Job | Return every line of the records below verbatim, with no pictures in the copy.

Data items:
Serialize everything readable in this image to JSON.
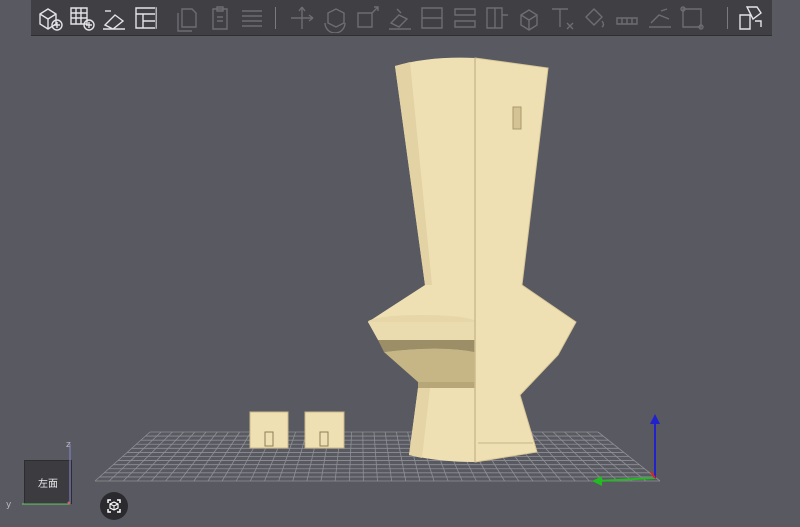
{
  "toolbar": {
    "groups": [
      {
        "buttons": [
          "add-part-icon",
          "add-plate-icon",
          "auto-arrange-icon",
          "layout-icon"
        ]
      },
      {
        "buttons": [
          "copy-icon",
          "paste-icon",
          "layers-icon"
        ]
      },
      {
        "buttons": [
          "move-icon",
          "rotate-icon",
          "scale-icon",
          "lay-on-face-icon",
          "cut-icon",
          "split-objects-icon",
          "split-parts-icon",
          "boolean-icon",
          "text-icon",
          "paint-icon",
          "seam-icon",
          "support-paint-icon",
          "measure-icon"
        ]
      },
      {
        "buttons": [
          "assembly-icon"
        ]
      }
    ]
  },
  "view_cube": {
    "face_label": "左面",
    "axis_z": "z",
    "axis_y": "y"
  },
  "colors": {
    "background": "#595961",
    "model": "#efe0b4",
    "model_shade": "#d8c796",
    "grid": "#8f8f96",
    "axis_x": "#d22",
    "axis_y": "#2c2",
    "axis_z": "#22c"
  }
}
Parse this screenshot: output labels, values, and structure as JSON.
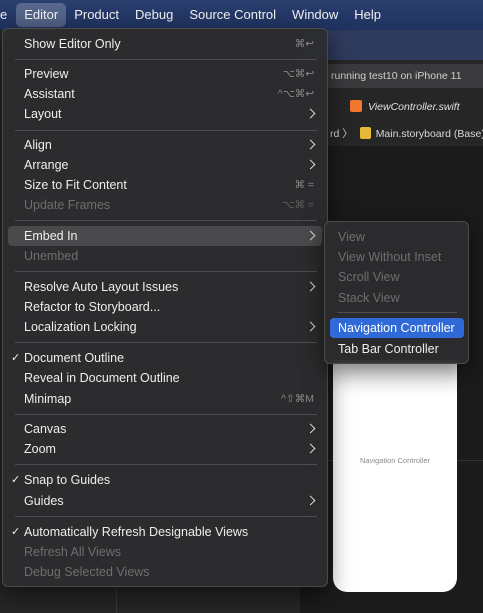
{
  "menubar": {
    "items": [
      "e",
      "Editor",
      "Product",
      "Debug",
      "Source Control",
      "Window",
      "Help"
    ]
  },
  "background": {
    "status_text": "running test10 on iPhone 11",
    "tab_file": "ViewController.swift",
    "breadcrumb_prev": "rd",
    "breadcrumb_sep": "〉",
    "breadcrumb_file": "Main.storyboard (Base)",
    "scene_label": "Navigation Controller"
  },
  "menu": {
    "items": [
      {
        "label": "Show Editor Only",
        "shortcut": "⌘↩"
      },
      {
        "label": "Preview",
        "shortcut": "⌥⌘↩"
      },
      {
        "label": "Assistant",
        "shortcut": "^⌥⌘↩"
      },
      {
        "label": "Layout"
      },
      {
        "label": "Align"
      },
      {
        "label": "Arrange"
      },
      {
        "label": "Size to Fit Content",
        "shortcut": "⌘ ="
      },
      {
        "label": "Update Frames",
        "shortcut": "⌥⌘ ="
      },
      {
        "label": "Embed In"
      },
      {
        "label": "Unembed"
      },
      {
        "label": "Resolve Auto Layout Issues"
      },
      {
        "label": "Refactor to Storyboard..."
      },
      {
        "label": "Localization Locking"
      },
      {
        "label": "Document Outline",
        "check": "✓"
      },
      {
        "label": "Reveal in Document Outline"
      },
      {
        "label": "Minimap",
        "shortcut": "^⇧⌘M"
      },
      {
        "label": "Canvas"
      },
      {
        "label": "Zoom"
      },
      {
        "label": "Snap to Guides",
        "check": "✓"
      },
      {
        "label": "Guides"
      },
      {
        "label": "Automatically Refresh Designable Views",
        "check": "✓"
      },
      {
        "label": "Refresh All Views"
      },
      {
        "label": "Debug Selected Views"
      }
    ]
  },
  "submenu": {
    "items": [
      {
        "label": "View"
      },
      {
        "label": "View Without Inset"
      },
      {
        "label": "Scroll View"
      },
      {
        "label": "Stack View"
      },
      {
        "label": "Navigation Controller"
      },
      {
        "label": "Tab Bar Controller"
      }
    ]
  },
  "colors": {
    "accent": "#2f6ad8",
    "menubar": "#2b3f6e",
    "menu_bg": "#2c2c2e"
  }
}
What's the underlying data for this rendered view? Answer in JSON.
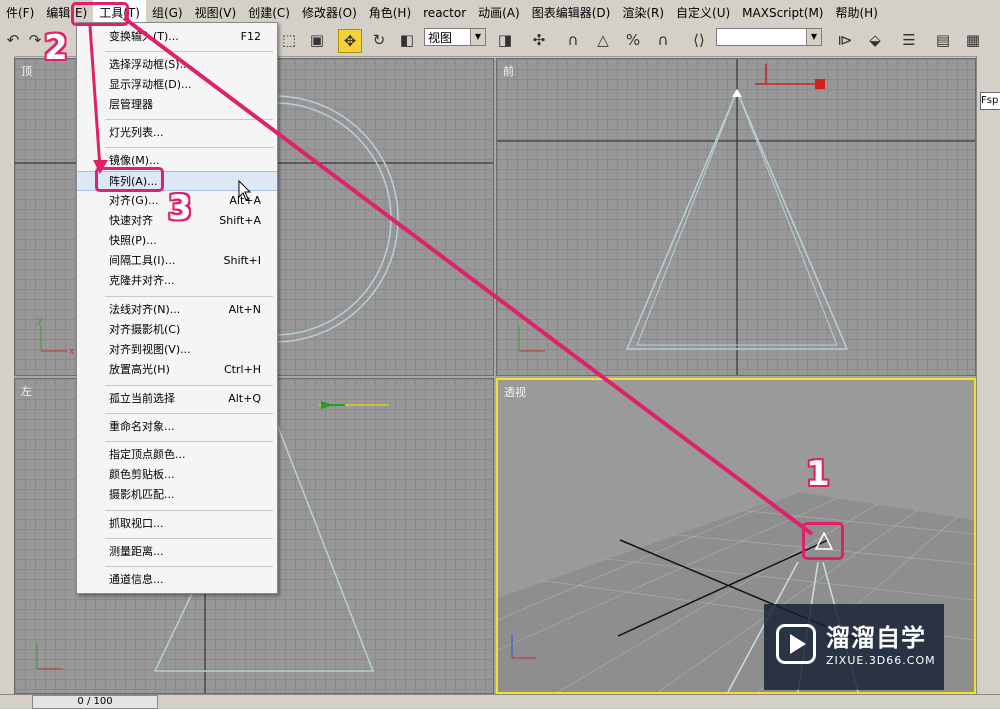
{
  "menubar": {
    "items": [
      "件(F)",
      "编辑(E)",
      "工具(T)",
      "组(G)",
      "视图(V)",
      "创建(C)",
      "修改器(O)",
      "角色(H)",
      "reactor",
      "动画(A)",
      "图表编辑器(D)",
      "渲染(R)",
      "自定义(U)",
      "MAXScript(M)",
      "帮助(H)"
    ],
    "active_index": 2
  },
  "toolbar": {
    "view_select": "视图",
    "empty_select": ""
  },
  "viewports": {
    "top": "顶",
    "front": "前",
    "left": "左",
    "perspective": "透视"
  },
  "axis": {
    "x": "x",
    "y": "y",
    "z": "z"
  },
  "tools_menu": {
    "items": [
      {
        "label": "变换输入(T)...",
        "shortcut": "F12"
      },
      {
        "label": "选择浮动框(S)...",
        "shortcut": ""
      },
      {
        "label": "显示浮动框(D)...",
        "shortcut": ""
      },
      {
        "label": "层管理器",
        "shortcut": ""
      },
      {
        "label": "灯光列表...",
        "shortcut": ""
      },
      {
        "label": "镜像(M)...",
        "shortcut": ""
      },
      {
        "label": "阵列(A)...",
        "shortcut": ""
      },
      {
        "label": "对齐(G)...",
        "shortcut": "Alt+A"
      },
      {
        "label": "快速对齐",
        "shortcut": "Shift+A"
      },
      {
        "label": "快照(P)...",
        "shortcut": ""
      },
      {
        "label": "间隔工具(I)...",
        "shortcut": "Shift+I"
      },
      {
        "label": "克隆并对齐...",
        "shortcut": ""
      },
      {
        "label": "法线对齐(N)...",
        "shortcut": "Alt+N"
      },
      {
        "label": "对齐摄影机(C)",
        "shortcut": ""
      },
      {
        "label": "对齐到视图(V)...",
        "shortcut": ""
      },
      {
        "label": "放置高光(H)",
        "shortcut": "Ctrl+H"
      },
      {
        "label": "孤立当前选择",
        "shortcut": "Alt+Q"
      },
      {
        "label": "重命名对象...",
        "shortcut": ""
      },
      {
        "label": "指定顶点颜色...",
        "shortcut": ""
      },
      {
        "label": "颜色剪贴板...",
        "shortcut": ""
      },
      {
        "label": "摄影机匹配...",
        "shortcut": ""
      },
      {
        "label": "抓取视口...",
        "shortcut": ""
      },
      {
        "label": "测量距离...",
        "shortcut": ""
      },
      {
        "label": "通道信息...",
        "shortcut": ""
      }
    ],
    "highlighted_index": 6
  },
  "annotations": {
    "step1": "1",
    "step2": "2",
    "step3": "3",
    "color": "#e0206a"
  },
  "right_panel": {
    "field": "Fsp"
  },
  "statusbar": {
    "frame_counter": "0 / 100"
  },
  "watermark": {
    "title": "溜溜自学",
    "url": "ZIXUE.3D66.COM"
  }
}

Solution for this problem |
Serialize everything readable in this image to JSON.
{
  "toolbar": {
    "groups": [
      {
        "buttons": [
          "add-part-icon",
          "add-plate-icon",
          "auto-arrange-icon",
          "layout-icon"
        ]
      },
      {
        "buttons": [
          "copy-icon",
          "paste-icon",
          "layers-icon"
        ]
      },
      {
        "buttons": [
          "move-icon",
          "rotate-icon",
          "scale-icon",
          "lay-on-face-icon",
          "cut-icon",
          "split-objects-icon",
          "split-parts-icon",
          "boolean-icon",
          "text-icon",
          "paint-icon",
          "seam-icon",
          "support-paint-icon",
          "measure-icon"
        ]
      },
      {
        "buttons": [
          "assembly-icon"
        ]
      }
    ]
  },
  "view_cube": {
    "face_label": "左面",
    "axis_z": "z",
    "axis_y": "y"
  },
  "colors": {
    "background": "#595961",
    "model": "#efe0b4",
    "model_shade": "#d8c796",
    "grid": "#8f8f96",
    "axis_x": "#d22",
    "axis_y": "#2c2",
    "axis_z": "#22c"
  }
}
Parse this screenshot: output labels, values, and structure as JSON.
{
  "menubar": {
    "items": [
      "e",
      "Editor",
      "Product",
      "Debug",
      "Source Control",
      "Window",
      "Help"
    ]
  },
  "background": {
    "status_text": "running test10 on iPhone 11",
    "tab_file": "ViewController.swift",
    "breadcrumb_prev": "rd",
    "breadcrumb_sep": "〉",
    "breadcrumb_file": "Main.storyboard (Base)",
    "scene_label": "Navigation Controller"
  },
  "menu": {
    "items": [
      {
        "label": "Show Editor Only",
        "shortcut": "⌘↩"
      },
      {
        "label": "Preview",
        "shortcut": "⌥⌘↩"
      },
      {
        "label": "Assistant",
        "shortcut": "^⌥⌘↩"
      },
      {
        "label": "Layout"
      },
      {
        "label": "Align"
      },
      {
        "label": "Arrange"
      },
      {
        "label": "Size to Fit Content",
        "shortcut": "⌘ ="
      },
      {
        "label": "Update Frames",
        "shortcut": "⌥⌘ ="
      },
      {
        "label": "Embed In"
      },
      {
        "label": "Unembed"
      },
      {
        "label": "Resolve Auto Layout Issues"
      },
      {
        "label": "Refactor to Storyboard..."
      },
      {
        "label": "Localization Locking"
      },
      {
        "label": "Document Outline",
        "check": "✓"
      },
      {
        "label": "Reveal in Document Outline"
      },
      {
        "label": "Minimap",
        "shortcut": "^⇧⌘M"
      },
      {
        "label": "Canvas"
      },
      {
        "label": "Zoom"
      },
      {
        "label": "Snap to Guides",
        "check": "✓"
      },
      {
        "label": "Guides"
      },
      {
        "label": "Automatically Refresh Designable Views",
        "check": "✓"
      },
      {
        "label": "Refresh All Views"
      },
      {
        "label": "Debug Selected Views"
      }
    ]
  },
  "submenu": {
    "items": [
      {
        "label": "View"
      },
      {
        "label": "View Without Inset"
      },
      {
        "label": "Scroll View"
      },
      {
        "label": "Stack View"
      },
      {
        "label": "Navigation Controller"
      },
      {
        "label": "Tab Bar Controller"
      }
    ]
  },
  "colors": {
    "accent": "#2f6ad8",
    "menubar": "#2b3f6e",
    "menu_bg": "#2c2c2e"
  }
}
What's the underlying data for this rendered view? Answer in JSON.
{
  "menubar": {
    "items": [
      "件(F)",
      "编辑(E)",
      "工具(T)",
      "组(G)",
      "视图(V)",
      "创建(C)",
      "修改器(O)",
      "角色(H)",
      "reactor",
      "动画(A)",
      "图表编辑器(D)",
      "渲染(R)",
      "自定义(U)",
      "MAXScript(M)",
      "帮助(H)"
    ],
    "active_index": 2
  },
  "toolbar": {
    "view_select": "视图",
    "empty_select": ""
  },
  "viewports": {
    "top": "顶",
    "front": "前",
    "left": "左",
    "perspective": "透视"
  },
  "axis": {
    "x": "x",
    "y": "y",
    "z": "z"
  },
  "tools_menu": {
    "items": [
      {
        "label": "变换输入(T)...",
        "shortcut": "F12"
      },
      {
        "label": "选择浮动框(S)...",
        "shortcut": ""
      },
      {
        "label": "显示浮动框(D)...",
        "shortcut": ""
      },
      {
        "label": "层管理器",
        "shortcut": ""
      },
      {
        "label": "灯光列表...",
        "shortcut": ""
      },
      {
        "label": "镜像(M)...",
        "shortcut": ""
      },
      {
        "label": "阵列(A)...",
        "shortcut": ""
      },
      {
        "label": "对齐(G)...",
        "shortcut": "Alt+A"
      },
      {
        "label": "快速对齐",
        "shortcut": "Shift+A"
      },
      {
        "label": "快照(P)...",
        "shortcut": ""
      },
      {
        "label": "间隔工具(I)...",
        "shortcut": "Shift+I"
      },
      {
        "label": "克隆并对齐...",
        "shortcut": ""
      },
      {
        "label": "法线对齐(N)...",
        "shortcut": "Alt+N"
      },
      {
        "label": "对齐摄影机(C)",
        "shortcut": ""
      },
      {
        "label": "对齐到视图(V)...",
        "shortcut": ""
      },
      {
        "label": "放置高光(H)",
        "shortcut": "Ctrl+H"
      },
      {
        "label": "孤立当前选择",
        "shortcut": "Alt+Q"
      },
      {
        "label": "重命名对象...",
        "shortcut": ""
      },
      {
        "label": "指定顶点颜色...",
        "shortcut": ""
      },
      {
        "label": "颜色剪贴板...",
        "shortcut": ""
      },
      {
        "label": "摄影机匹配...",
        "shortcut": ""
      },
      {
        "label": "抓取视口...",
        "shortcut": ""
      },
      {
        "label": "测量距离...",
        "shortcut": ""
      },
      {
        "label": "通道信息...",
        "shortcut": ""
      }
    ],
    "highlighted_index": 6
  },
  "annotations": {
    "step1": "1",
    "step2": "2",
    "step3": "3",
    "color": "#e0206a"
  },
  "right_panel": {
    "field": "Fsp"
  },
  "statusbar": {
    "frame_counter": "0 / 100"
  },
  "watermark": {
    "title": "溜溜自学",
    "url": "ZIXUE.3D66.COM"
  }
}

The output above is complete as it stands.